- [Goal of the exercise]: Make an exact copy of the records, with the pictures left out.

- [Extracted information]:
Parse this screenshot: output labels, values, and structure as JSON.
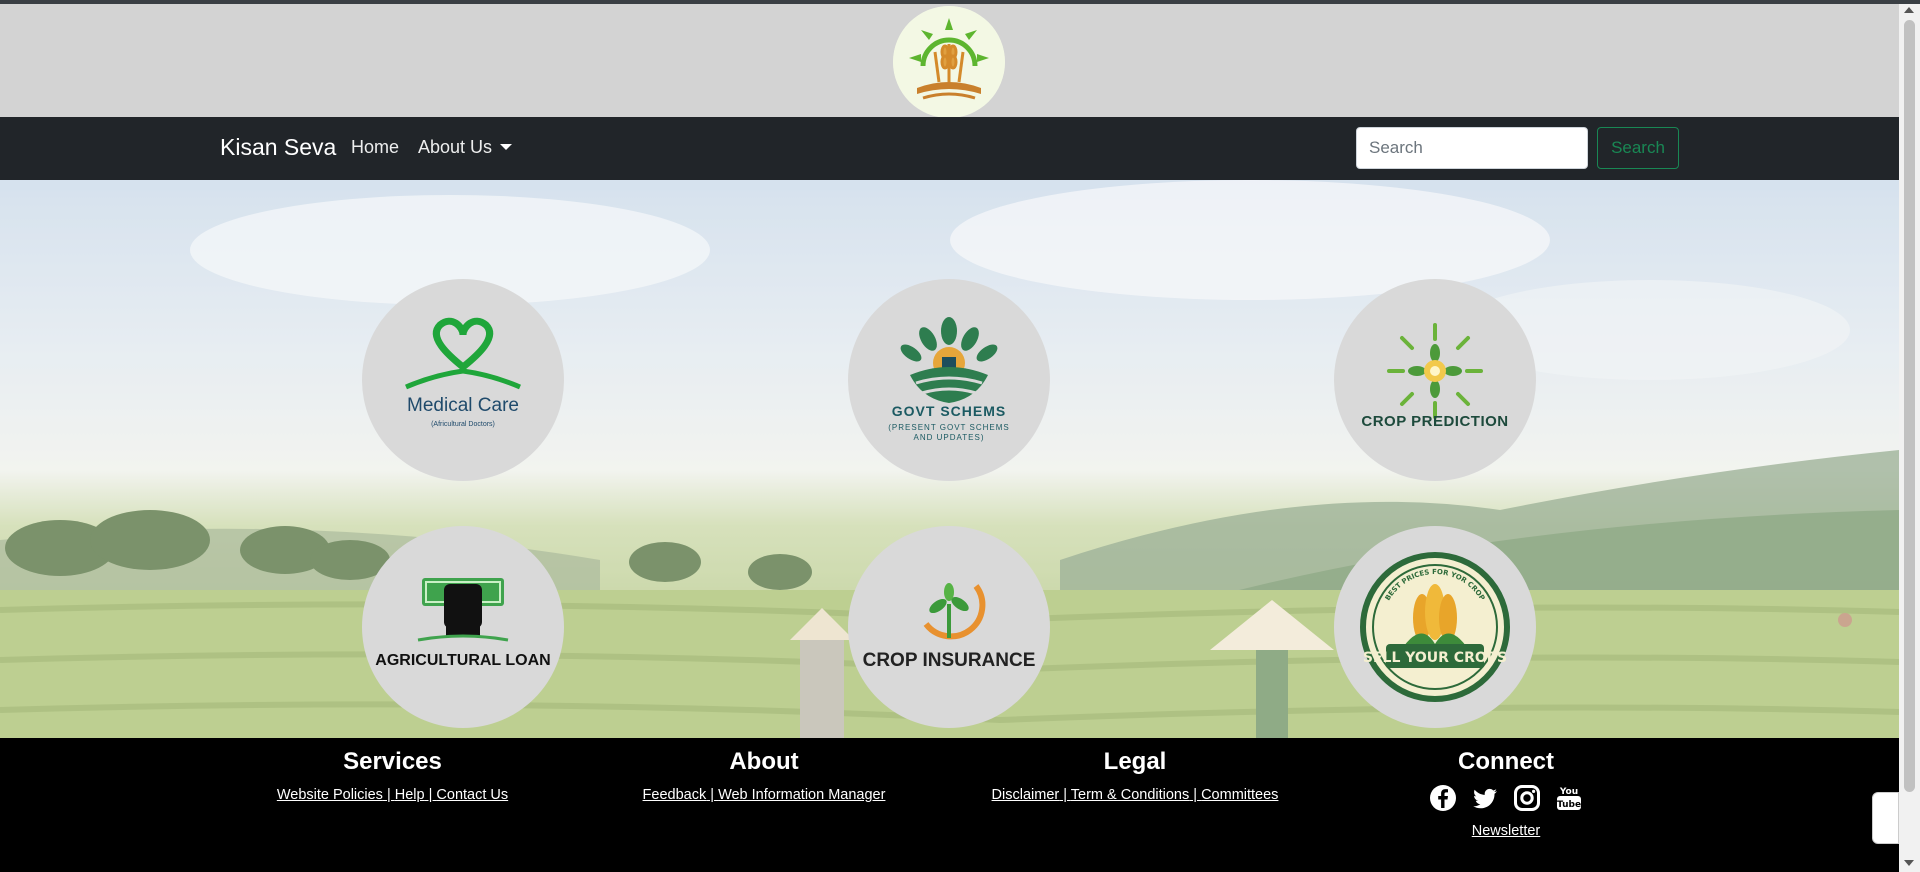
{
  "navbar": {
    "brand": "Kisan Seva",
    "home_label": "Home",
    "about_label": "About Us",
    "search_placeholder": "Search",
    "search_button": "Search"
  },
  "services": {
    "medical": {
      "title": "Medical Care",
      "subtitle": "(Africultural Doctors)"
    },
    "govt": {
      "title": "GOVT SCHEMS",
      "subtitle": "(PRESENT GOVT SCHEMS AND UPDATES)"
    },
    "crop_prediction": {
      "title": "CROP PREDICTION"
    },
    "loan": {
      "title": "AGRICULTURAL LOAN"
    },
    "insurance": {
      "title": "CROP INSURANCE"
    },
    "sell": {
      "title": "SELL YOUR CROPS",
      "arc_text": "BEST PRICES FOR YOR CROP"
    }
  },
  "footer": {
    "services": {
      "heading": "Services",
      "links": [
        "Website Policies",
        "Help",
        "Contact Us"
      ]
    },
    "about": {
      "heading": "About",
      "links": [
        "Feedback",
        "Web Information Manager"
      ]
    },
    "legal": {
      "heading": "Legal",
      "links": [
        "Disclaimer",
        "Term & Conditions",
        "Committees"
      ]
    },
    "connect": {
      "heading": "Connect",
      "icons": [
        "facebook-icon",
        "twitter-icon",
        "instagram-icon",
        "youtube-icon"
      ],
      "youtube_text": "You Tube",
      "newsletter": "Newsletter"
    }
  },
  "colors": {
    "navbar": "#212529",
    "brand_strip": "#d3d3d3",
    "footer": "#000000",
    "search_accent": "#198754",
    "tile": "#d9d9d9"
  }
}
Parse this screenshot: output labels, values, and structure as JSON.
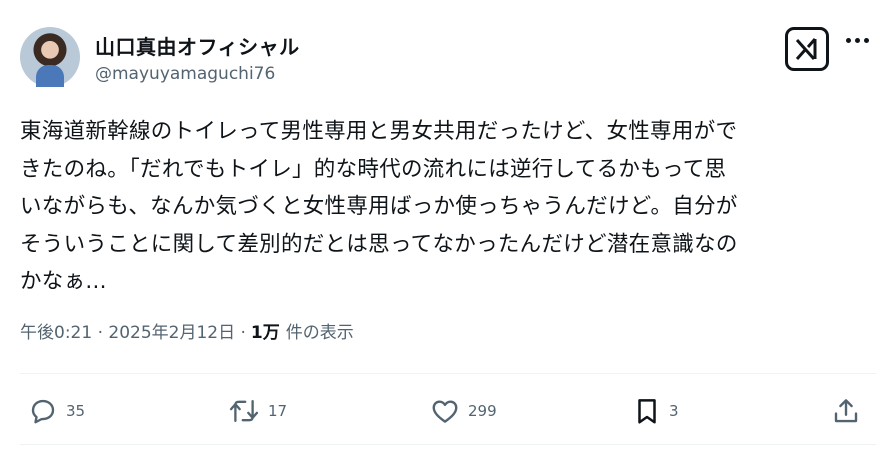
{
  "author": {
    "name": "山口真由オフィシャル",
    "handle": "@mayuyamaguchi76"
  },
  "tweet": {
    "lines": [
      "東海道新幹線のトイレって男性専用と男女共用だったけど、女性専用がで",
      "きたのね。「だれでもトイレ」的な時代の流れには逆行してるかもって思",
      "いながらも、なんか気づくと女性専用ばっか使っちゃうんだけど。自分が",
      "そういうことに関して差別的だとは思ってなかったんだけど潜在意識なの",
      "かなぁ..."
    ]
  },
  "meta": {
    "timestamp": "午後0:21 · 2025年2月12日 · ",
    "views_count": "1万",
    "views_label": "件の表示"
  },
  "actions": {
    "replies": "35",
    "reposts": "17",
    "likes": "299",
    "bookmarks": "3"
  },
  "icons": {
    "reply": "reply-icon",
    "repost": "repost-icon",
    "like": "heart-icon",
    "bookmark": "bookmark-icon",
    "share": "share-icon",
    "grok": "grok-icon",
    "more": "more-icon"
  },
  "colors": {
    "text": "#0f1419",
    "secondary": "#536471",
    "divider": "#eff3f4"
  }
}
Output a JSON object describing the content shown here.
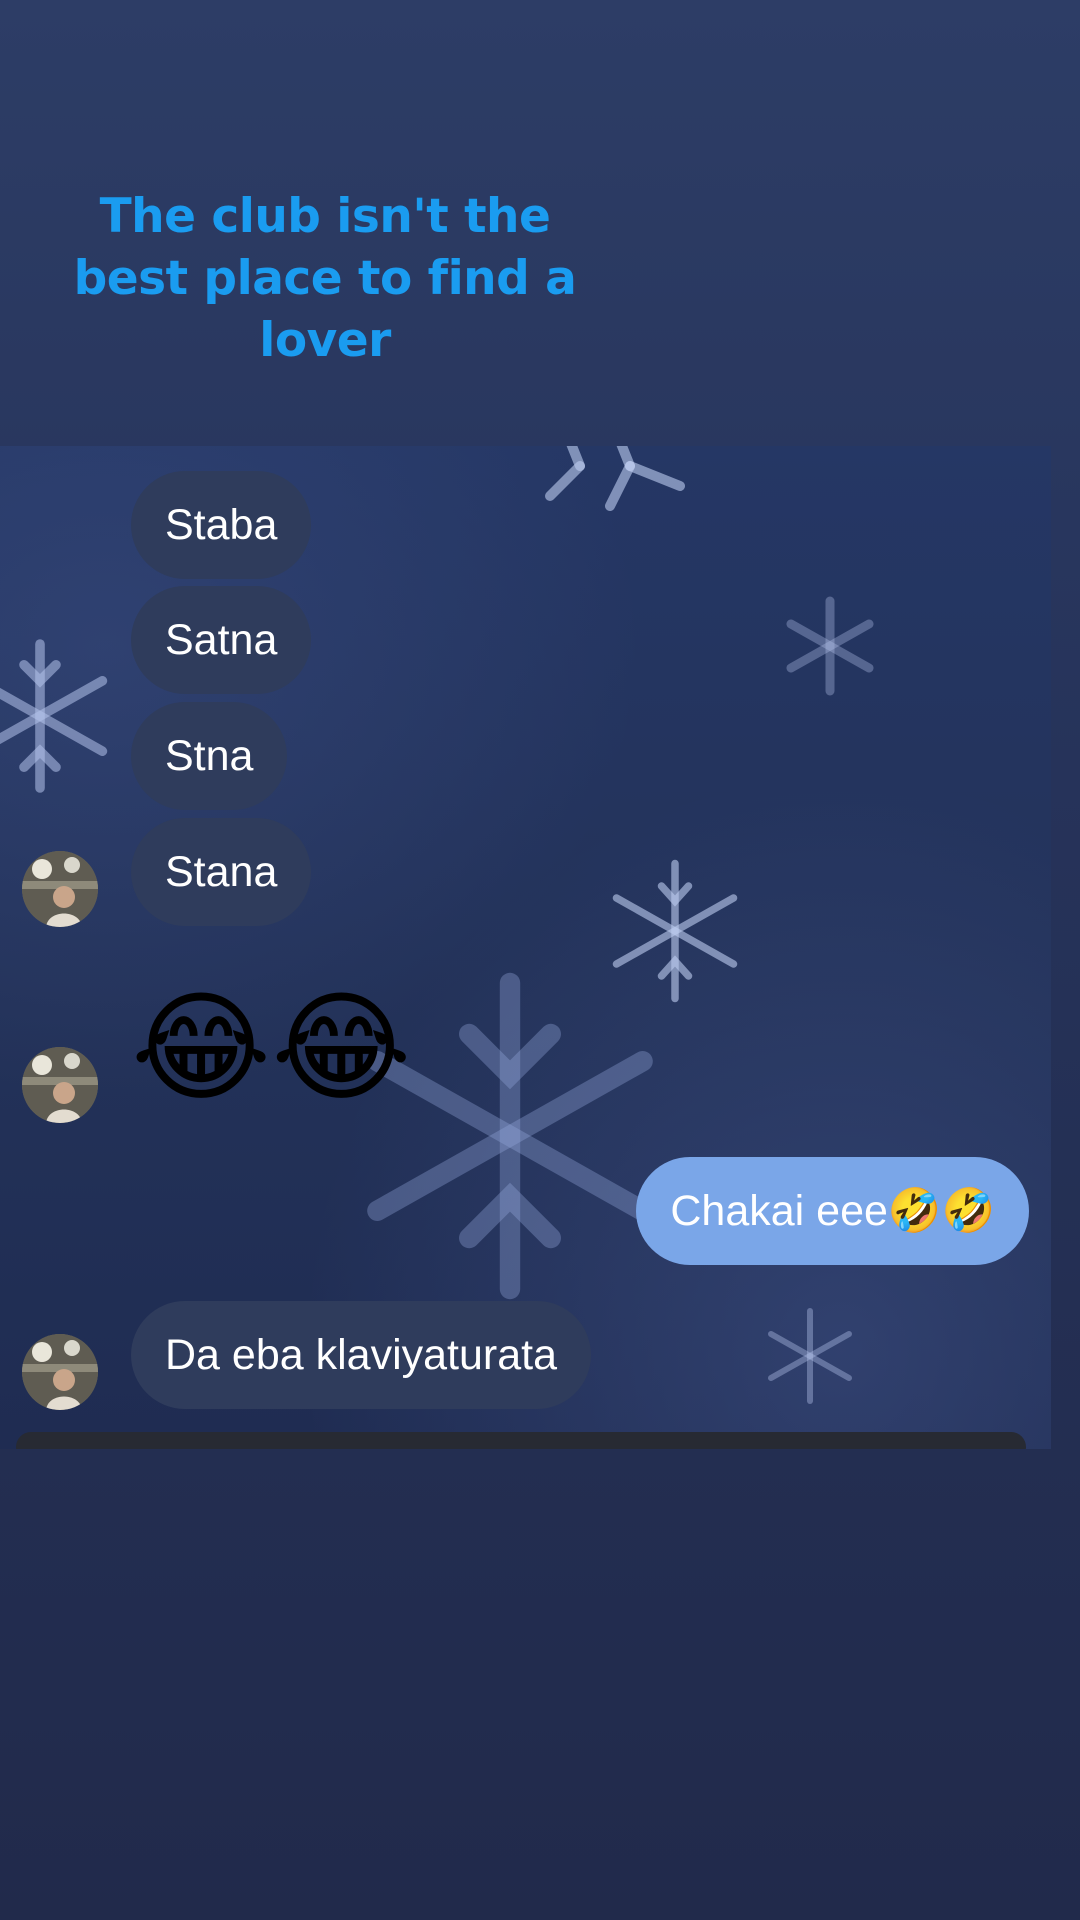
{
  "caption": {
    "text": "The club isn't the best place to find a lover",
    "color": "#1a9cf0"
  },
  "chat": {
    "messages": [
      {
        "direction": "incoming",
        "text": "Staba"
      },
      {
        "direction": "incoming",
        "text": "Satna"
      },
      {
        "direction": "incoming",
        "text": "Stna"
      },
      {
        "direction": "incoming",
        "text": "Stana"
      },
      {
        "direction": "incoming",
        "text": "😂😂"
      },
      {
        "direction": "outgoing",
        "text": "Chakai eee🤣🤣"
      },
      {
        "direction": "incoming",
        "text": "Da eba klaviyaturata"
      }
    ],
    "colors": {
      "incoming_bubble": "#2f3c5c",
      "outgoing_bubble": "#7aa6e8"
    },
    "background": "snowflake-wallpaper"
  }
}
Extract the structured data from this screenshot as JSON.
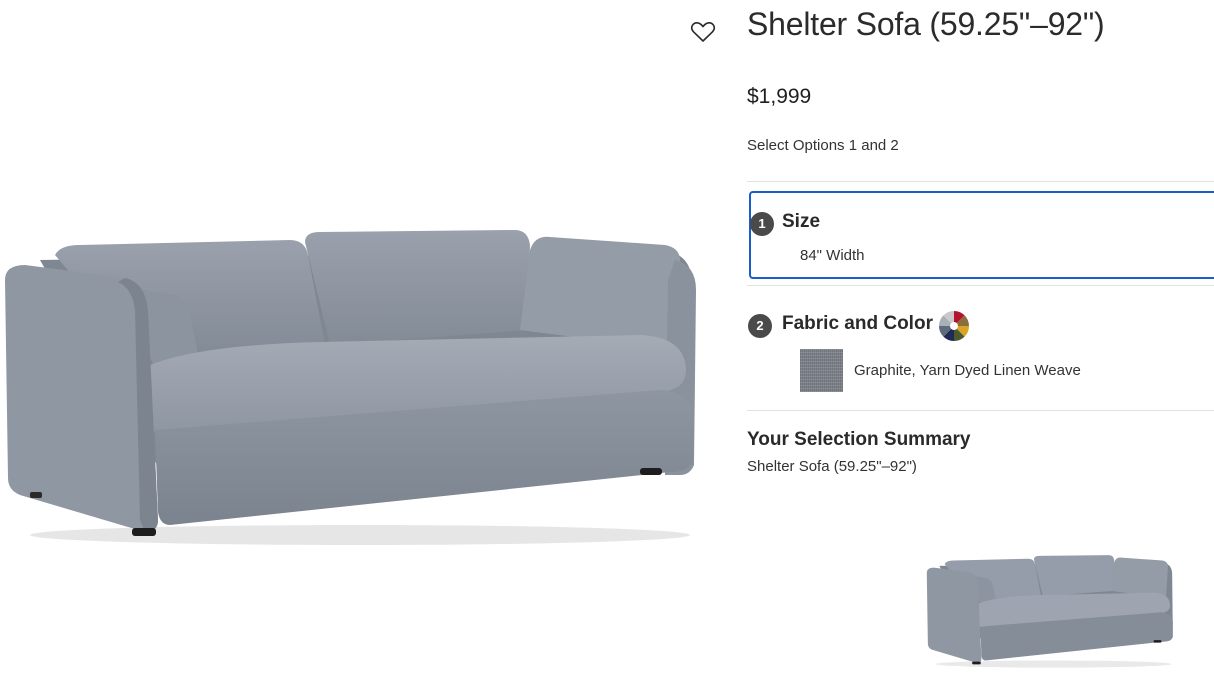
{
  "product": {
    "title": "Shelter Sofa (59.25\"–92\")",
    "price": "$1,999",
    "select_note": "Select Options 1 and 2"
  },
  "options": {
    "size": {
      "step": "1",
      "title": "Size",
      "value": "84\" Width"
    },
    "fabric": {
      "step": "2",
      "title": "Fabric and Color",
      "value": "Graphite, Yarn Dyed Linen Weave"
    }
  },
  "summary": {
    "title": "Your Selection Summary",
    "text": "Shelter Sofa (59.25\"–92\")"
  },
  "icons": {
    "favorite": "heart-outline-icon",
    "color_wheel": "color-wheel-icon"
  },
  "colors": {
    "accent_border": "#1a5fc7",
    "step_badge": "#4a4a4a",
    "sofa_fabric": "#8e96a1"
  }
}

- [Solution]:
Parse this screenshot: output labels, values, and structure as JSON.
{
  "navbar": {
    "brand": "Kisan Seva",
    "home_label": "Home",
    "about_label": "About Us",
    "search_placeholder": "Search",
    "search_button": "Search"
  },
  "services": {
    "medical": {
      "title": "Medical Care",
      "subtitle": "(Africultural Doctors)"
    },
    "govt": {
      "title": "GOVT SCHEMS",
      "subtitle": "(PRESENT GOVT SCHEMS AND UPDATES)"
    },
    "crop_prediction": {
      "title": "CROP PREDICTION"
    },
    "loan": {
      "title": "AGRICULTURAL LOAN"
    },
    "insurance": {
      "title": "CROP INSURANCE"
    },
    "sell": {
      "title": "SELL YOUR CROPS",
      "arc_text": "BEST PRICES FOR YOR CROP"
    }
  },
  "footer": {
    "services": {
      "heading": "Services",
      "links": [
        "Website Policies",
        "Help",
        "Contact Us"
      ]
    },
    "about": {
      "heading": "About",
      "links": [
        "Feedback",
        "Web Information Manager"
      ]
    },
    "legal": {
      "heading": "Legal",
      "links": [
        "Disclaimer",
        "Term & Conditions",
        "Committees"
      ]
    },
    "connect": {
      "heading": "Connect",
      "icons": [
        "facebook-icon",
        "twitter-icon",
        "instagram-icon",
        "youtube-icon"
      ],
      "youtube_text": "You Tube",
      "newsletter": "Newsletter"
    }
  },
  "colors": {
    "navbar": "#212529",
    "brand_strip": "#d3d3d3",
    "footer": "#000000",
    "search_accent": "#198754",
    "tile": "#d9d9d9"
  }
}
Parse this screenshot: output labels, values, and structure as JSON.
{
  "author": {
    "name": "山口真由オフィシャル",
    "handle": "@mayuyamaguchi76"
  },
  "tweet": {
    "lines": [
      "東海道新幹線のトイレって男性専用と男女共用だったけど、女性専用がで",
      "きたのね。「だれでもトイレ」的な時代の流れには逆行してるかもって思",
      "いながらも、なんか気づくと女性専用ばっか使っちゃうんだけど。自分が",
      "そういうことに関して差別的だとは思ってなかったんだけど潜在意識なの",
      "かなぁ..."
    ]
  },
  "meta": {
    "timestamp": "午後0:21 · 2025年2月12日 · ",
    "views_count": "1万",
    "views_label": "件の表示"
  },
  "actions": {
    "replies": "35",
    "reposts": "17",
    "likes": "299",
    "bookmarks": "3"
  },
  "icons": {
    "reply": "reply-icon",
    "repost": "repost-icon",
    "like": "heart-icon",
    "bookmark": "bookmark-icon",
    "share": "share-icon",
    "grok": "grok-icon",
    "more": "more-icon"
  },
  "colors": {
    "text": "#0f1419",
    "secondary": "#536471",
    "divider": "#eff3f4"
  }
}
Output a JSON object describing the content shown here.
{
  "caption": {
    "text": "The club isn't the best place to find a lover",
    "color": "#1a9cf0"
  },
  "chat": {
    "messages": [
      {
        "direction": "incoming",
        "text": "Staba"
      },
      {
        "direction": "incoming",
        "text": "Satna"
      },
      {
        "direction": "incoming",
        "text": "Stna"
      },
      {
        "direction": "incoming",
        "text": "Stana"
      },
      {
        "direction": "incoming",
        "text": "😂😂"
      },
      {
        "direction": "outgoing",
        "text": "Chakai eee🤣🤣"
      },
      {
        "direction": "incoming",
        "text": "Da eba klaviyaturata"
      }
    ],
    "colors": {
      "incoming_bubble": "#2f3c5c",
      "outgoing_bubble": "#7aa6e8"
    },
    "background": "snowflake-wallpaper"
  }
}
Extract the structured data from this screenshot as JSON.
{
  "product": {
    "title": "Shelter Sofa (59.25\"–92\")",
    "price": "$1,999",
    "select_note": "Select Options 1 and 2"
  },
  "options": {
    "size": {
      "step": "1",
      "title": "Size",
      "value": "84\" Width"
    },
    "fabric": {
      "step": "2",
      "title": "Fabric and Color",
      "value": "Graphite, Yarn Dyed Linen Weave"
    }
  },
  "summary": {
    "title": "Your Selection Summary",
    "text": "Shelter Sofa (59.25\"–92\")"
  },
  "icons": {
    "favorite": "heart-outline-icon",
    "color_wheel": "color-wheel-icon"
  },
  "colors": {
    "accent_border": "#1a5fc7",
    "step_badge": "#4a4a4a",
    "sofa_fabric": "#8e96a1"
  }
}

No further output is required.